Print every entry, word for word, and skip the images.

-- -- --

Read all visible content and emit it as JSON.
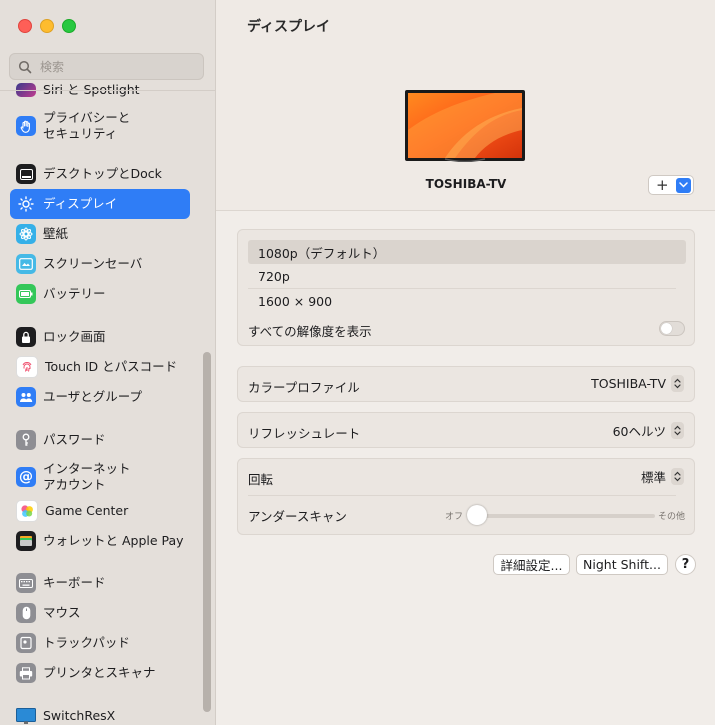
{
  "search": {
    "placeholder": "検索"
  },
  "sidebar": {
    "items": [
      {
        "label": "Siri と Spotlight",
        "icon": "siri-icon"
      },
      {
        "label": "プライバシーと\nセキュリティ",
        "icon": "hand-icon"
      },
      {
        "label": "デスクトップとDock",
        "icon": "dock-icon"
      },
      {
        "label": "ディスプレイ",
        "icon": "sun-icon"
      },
      {
        "label": "壁紙",
        "icon": "flower-icon"
      },
      {
        "label": "スクリーンセーバ",
        "icon": "screensaver-icon"
      },
      {
        "label": "バッテリー",
        "icon": "battery-icon"
      },
      {
        "label": "ロック画面",
        "icon": "lock-icon"
      },
      {
        "label": "Touch ID とパスコード",
        "icon": "fingerprint-icon"
      },
      {
        "label": "ユーザとグループ",
        "icon": "users-icon"
      },
      {
        "label": "パスワード",
        "icon": "key-icon"
      },
      {
        "label": "インターネット\nアカウント",
        "icon": "at-icon"
      },
      {
        "label": "Game Center",
        "icon": "game-center-icon"
      },
      {
        "label": "ウォレットと Apple Pay",
        "icon": "wallet-icon"
      },
      {
        "label": "キーボード",
        "icon": "keyboard-icon"
      },
      {
        "label": "マウス",
        "icon": "mouse-icon"
      },
      {
        "label": "トラックパッド",
        "icon": "trackpad-icon"
      },
      {
        "label": "プリンタとスキャナ",
        "icon": "printer-icon"
      },
      {
        "label": "SwitchResX",
        "icon": "monitor-icon"
      }
    ]
  },
  "main": {
    "title": "ディスプレイ",
    "display_name": "TOSHIBA-TV",
    "add_label": "+",
    "resolutions": [
      "1080p（デフォルト）",
      "720p",
      "1600 × 900"
    ],
    "show_all_label": "すべての解像度を表示",
    "color_profile": {
      "label": "カラープロファイル",
      "value": "TOSHIBA-TV"
    },
    "refresh": {
      "label": "リフレッシュレート",
      "value": "60ヘルツ"
    },
    "rotation": {
      "label": "回転",
      "value": "標準"
    },
    "underscan": {
      "label": "アンダースキャン",
      "min_label": "オフ",
      "max_label": "その他",
      "value": 0
    },
    "advanced_button": "詳細設定...",
    "night_shift_button": "Night Shift...",
    "help_label": "?"
  },
  "colors": {
    "accent": "#2f7df6"
  }
}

-- -- --

Output below:
Read all visible content and emit it as JSON.
{
  "search": {
    "placeholder": "検索"
  },
  "sidebar": {
    "items": [
      {
        "label": "Siri と Spotlight",
        "icon": "siri-icon"
      },
      {
        "label": "プライバシーと\nセキュリティ",
        "icon": "hand-icon"
      },
      {
        "label": "デスクトップとDock",
        "icon": "dock-icon"
      },
      {
        "label": "ディスプレイ",
        "icon": "sun-icon"
      },
      {
        "label": "壁紙",
        "icon": "flower-icon"
      },
      {
        "label": "スクリーンセーバ",
        "icon": "screensaver-icon"
      },
      {
        "label": "バッテリー",
        "icon": "battery-icon"
      },
      {
        "label": "ロック画面",
        "icon": "lock-icon"
      },
      {
        "label": "Touch ID とパスコード",
        "icon": "fingerprint-icon"
      },
      {
        "label": "ユーザとグループ",
        "icon": "users-icon"
      },
      {
        "label": "パスワード",
        "icon": "key-icon"
      },
      {
        "label": "インターネット\nアカウント",
        "icon": "at-icon"
      },
      {
        "label": "Game Center",
        "icon": "game-center-icon"
      },
      {
        "label": "ウォレットと Apple Pay",
        "icon": "wallet-icon"
      },
      {
        "label": "キーボード",
        "icon": "keyboard-icon"
      },
      {
        "label": "マウス",
        "icon": "mouse-icon"
      },
      {
        "label": "トラックパッド",
        "icon": "trackpad-icon"
      },
      {
        "label": "プリンタとスキャナ",
        "icon": "printer-icon"
      },
      {
        "label": "SwitchResX",
        "icon": "monitor-icon"
      }
    ]
  },
  "main": {
    "title": "ディスプレイ",
    "display_name": "TOSHIBA-TV",
    "add_label": "+",
    "resolutions": [
      "1080p（デフォルト）",
      "720p",
      "1600 × 900"
    ],
    "show_all_label": "すべての解像度を表示",
    "color_profile": {
      "label": "カラープロファイル",
      "value": "TOSHIBA-TV"
    },
    "refresh": {
      "label": "リフレッシュレート",
      "value": "60ヘルツ"
    },
    "rotation": {
      "label": "回転",
      "value": "標準"
    },
    "underscan": {
      "label": "アンダースキャン",
      "min_label": "オフ",
      "max_label": "その他",
      "value": 0
    },
    "advanced_button": "詳細設定...",
    "night_shift_button": "Night Shift...",
    "help_label": "?"
  },
  "colors": {
    "accent": "#2f7df6"
  }
}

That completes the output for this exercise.